### What you are asked to do
Lay out as a Markdown table with the columns Row and Entry line the entries starting with the line that contains "y-tick-label: 17.1 <box>7 432 34 446</box>" and going on through the line that contains "x-tick-label: 218 <box>764 575 787 589</box>", both included. Number each row, and leave out any blank lines.

Region boundary data
***

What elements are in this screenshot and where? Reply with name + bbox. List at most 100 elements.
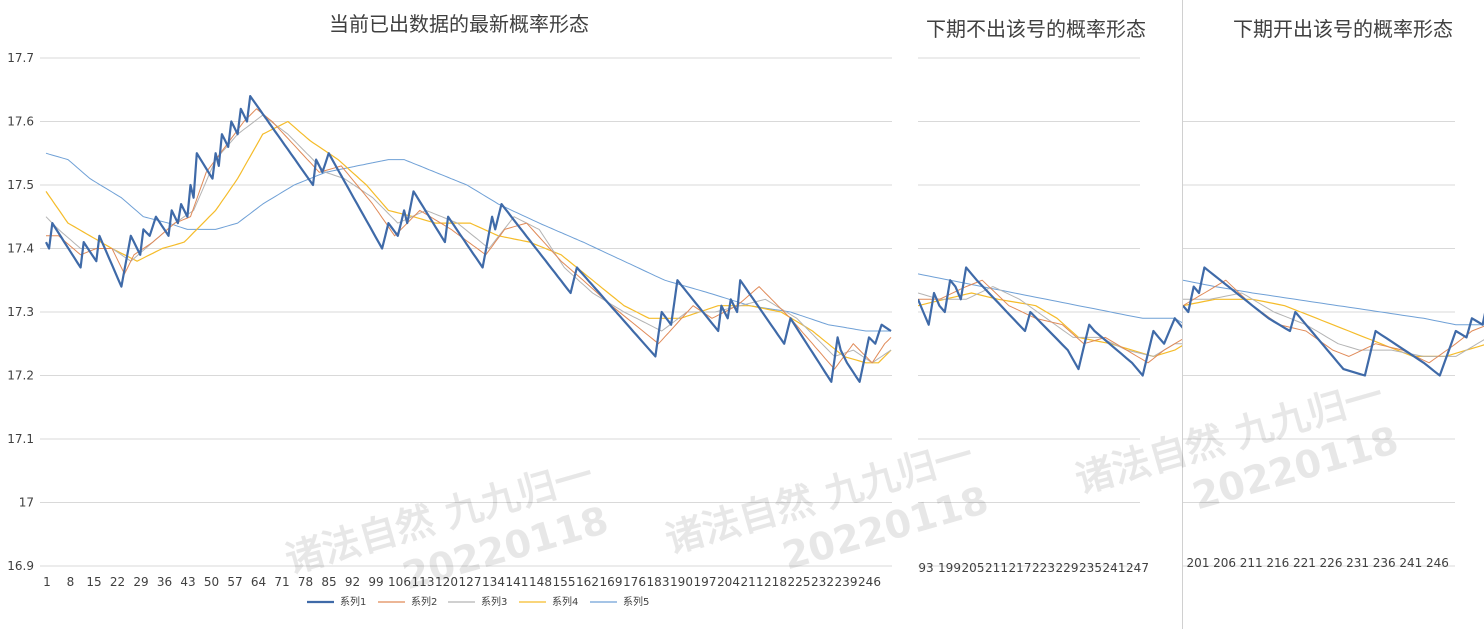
y-tick-label: 17.1 <box>7 432 34 446</box>
x-tick-label: 235 <box>1079 561 1102 575</box>
x-tick-label: 206 <box>1213 556 1236 570</box>
x-tick-label: 155 <box>553 575 576 589</box>
x-tick-label: 217 <box>1009 561 1032 575</box>
x-tick-label: 218 <box>764 575 787 589</box>
x-tick-label: 162 <box>576 575 599 589</box>
grid <box>1183 121 1455 567</box>
chart-panel-draw: 下期开出该号的概率形态 201 206 211 216 221 226 231 236 241 2… <box>1183 0 1484 629</box>
x-tick-label: 247 <box>1126 561 1149 575</box>
x-tick-label: 64 <box>251 575 266 589</box>
x-tick-label: 8 <box>67 575 75 589</box>
legend: 系列1 系列2 系列3 系列4 系列5 <box>307 595 649 608</box>
x-tick-label: 183 <box>647 575 670 589</box>
x-tick-label: 236 <box>1373 556 1396 570</box>
x-tick-label: 239 <box>835 575 858 589</box>
y-tick-label: 17.3 <box>7 305 34 319</box>
chart-title: 下期不出该号的概率形态 <box>926 17 1146 41</box>
chart-title: 当前已出数据的最新概率形态 <box>329 12 589 36</box>
x-tick-label: 43 <box>180 575 195 589</box>
x-tick-label: 246 <box>858 575 881 589</box>
x-tick-label: 201 <box>1187 556 1210 570</box>
y-tick-label: 17 <box>19 496 34 510</box>
x-axis-labels: 93 199 205 211 217 223 229 235 241 247 <box>918 561 1149 575</box>
series-line-3 <box>1183 292 1484 357</box>
main-chart-svg: 当前已出数据的最新概率形态 17.717.617.517.417.317.217… <box>7 12 892 608</box>
x-tick-label: 221 <box>1293 556 1316 570</box>
x-tick-label: 205 <box>962 561 985 575</box>
legend-label: 系列4 <box>552 595 578 608</box>
x-tick-label: 216 <box>1266 556 1289 570</box>
x-tick-label: 231 <box>1346 556 1369 570</box>
series-line-1 <box>45 94 892 383</box>
y-tick-label: 17.5 <box>7 178 34 192</box>
series-line-3 <box>45 114 892 364</box>
chart-panel-main: 当前已出数据的最新概率形态 17.7 17.6 17.5 17.4 17.3 17.2 17… <box>0 0 919 629</box>
x-tick-label: 127 <box>459 575 482 589</box>
x-tick-label: 71 <box>274 575 289 589</box>
y-tick-label: 16.9 <box>7 559 34 573</box>
x-tick-label: 113 <box>412 575 435 589</box>
y-tick-label: 17.2 <box>7 369 34 383</box>
series-line-4 <box>45 120 892 364</box>
x-tick-label: 93 <box>918 561 933 575</box>
x-tick-label: 226 <box>1320 556 1343 570</box>
x-tick-label: 57 <box>227 575 242 589</box>
series-lines <box>1183 266 1484 377</box>
x-tick-label: 211 <box>1240 556 1263 570</box>
x-tick-label: 134 <box>482 575 505 589</box>
series-lines <box>918 266 1182 377</box>
x-axis-labels: 1 8 15 22 29 36 43 50 57 64 71 78 85 92 99 106 113 120 127… <box>43 575 881 589</box>
x-tick-label: 190 <box>670 575 693 589</box>
series-line-1 <box>1183 266 1484 377</box>
x-tick-label: 36 <box>157 575 172 589</box>
x-tick-label: 241 <box>1399 556 1422 570</box>
x-tick-label: 232 <box>811 575 834 589</box>
x-tick-label: 99 <box>368 575 383 589</box>
x-tick-label: 169 <box>600 575 623 589</box>
x-tick-label: 211 <box>985 561 1008 575</box>
y-tick-label: 17.6 <box>7 115 34 129</box>
x-tick-label: 246 <box>1426 556 1449 570</box>
series-line-2 <box>46 108 892 370</box>
x-tick-label: 120 <box>435 575 458 589</box>
legend-label: 系列1 <box>340 595 366 608</box>
series-line-2 <box>1183 279 1484 364</box>
grid <box>918 57 1140 567</box>
grid <box>40 57 892 567</box>
x-tick-label: 199 <box>938 561 961 575</box>
legend-label: 系列5 <box>623 595 649 608</box>
x-tick-label: 15 <box>86 575 101 589</box>
y-tick-label: 17.4 <box>7 242 34 256</box>
x-tick-label: 85 <box>321 575 336 589</box>
y-axis-labels: 17.7 17.6 17.5 17.4 17.3 17.2 17.1 17 16.9 <box>7 51 34 573</box>
y-tick-label: 17.7 <box>7 51 34 65</box>
x-tick-label: 241 <box>1103 561 1126 575</box>
series-line-4 <box>918 292 1182 357</box>
x-tick-label: 50 <box>204 575 219 589</box>
x-axis-labels: 201 206 211 216 221 226 231 236 241 246 <box>1187 556 1449 570</box>
x-tick-label: 148 <box>529 575 552 589</box>
x-tick-label: 29 <box>133 575 148 589</box>
x-tick-label: 22 <box>110 575 125 589</box>
x-tick-label: 223 <box>1032 561 1055 575</box>
draw-chart-svg: 下期开出该号的概率形态 201 206 211 216 221 226 231 236 241 2… <box>1183 17 1484 570</box>
x-tick-label: 225 <box>788 575 811 589</box>
x-tick-label: 197 <box>694 575 717 589</box>
x-tick-label: 211 <box>741 575 764 589</box>
no-draw-chart-svg: 下期不出该号的概率形态 93 199 205 211 217 223 229 235 241 24… <box>918 17 1182 575</box>
x-tick-label: 176 <box>623 575 646 589</box>
x-tick-label: 229 <box>1056 561 1079 575</box>
x-tick-label: 1 <box>43 575 51 589</box>
chart-panel-no-draw: 下期不出该号的概率形态 93 199 205 211 217 223 229 235 241 24… <box>918 0 1183 629</box>
x-tick-label: 92 <box>345 575 360 589</box>
x-tick-label: 78 <box>298 575 313 589</box>
legend-label: 系列3 <box>481 595 507 608</box>
x-tick-label: 106 <box>388 575 411 589</box>
series-line-1 <box>918 266 1182 377</box>
legend-label: 系列2 <box>411 595 437 608</box>
series-line-4 <box>1183 298 1484 357</box>
chart-title: 下期开出该号的概率形态 <box>1233 17 1453 41</box>
x-tick-label: 141 <box>506 575 529 589</box>
x-tick-label: 204 <box>717 575 740 589</box>
series-lines <box>45 94 892 383</box>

***

### Worked answer
| Row | Entry line |
|---|---|
| 1 | y-tick-label: 17.1 <box>7 432 34 446</box> |
| 2 | x-tick-label: 235 <box>1079 561 1102 575</box> |
| 3 | x-tick-label: 206 <box>1213 556 1236 570</box> |
| 4 | x-tick-label: 155 <box>553 575 576 589</box> |
| 5 | x-tick-label: 217 <box>1009 561 1032 575</box> |
| 6 | x-tick-label: 218 <box>764 575 787 589</box> |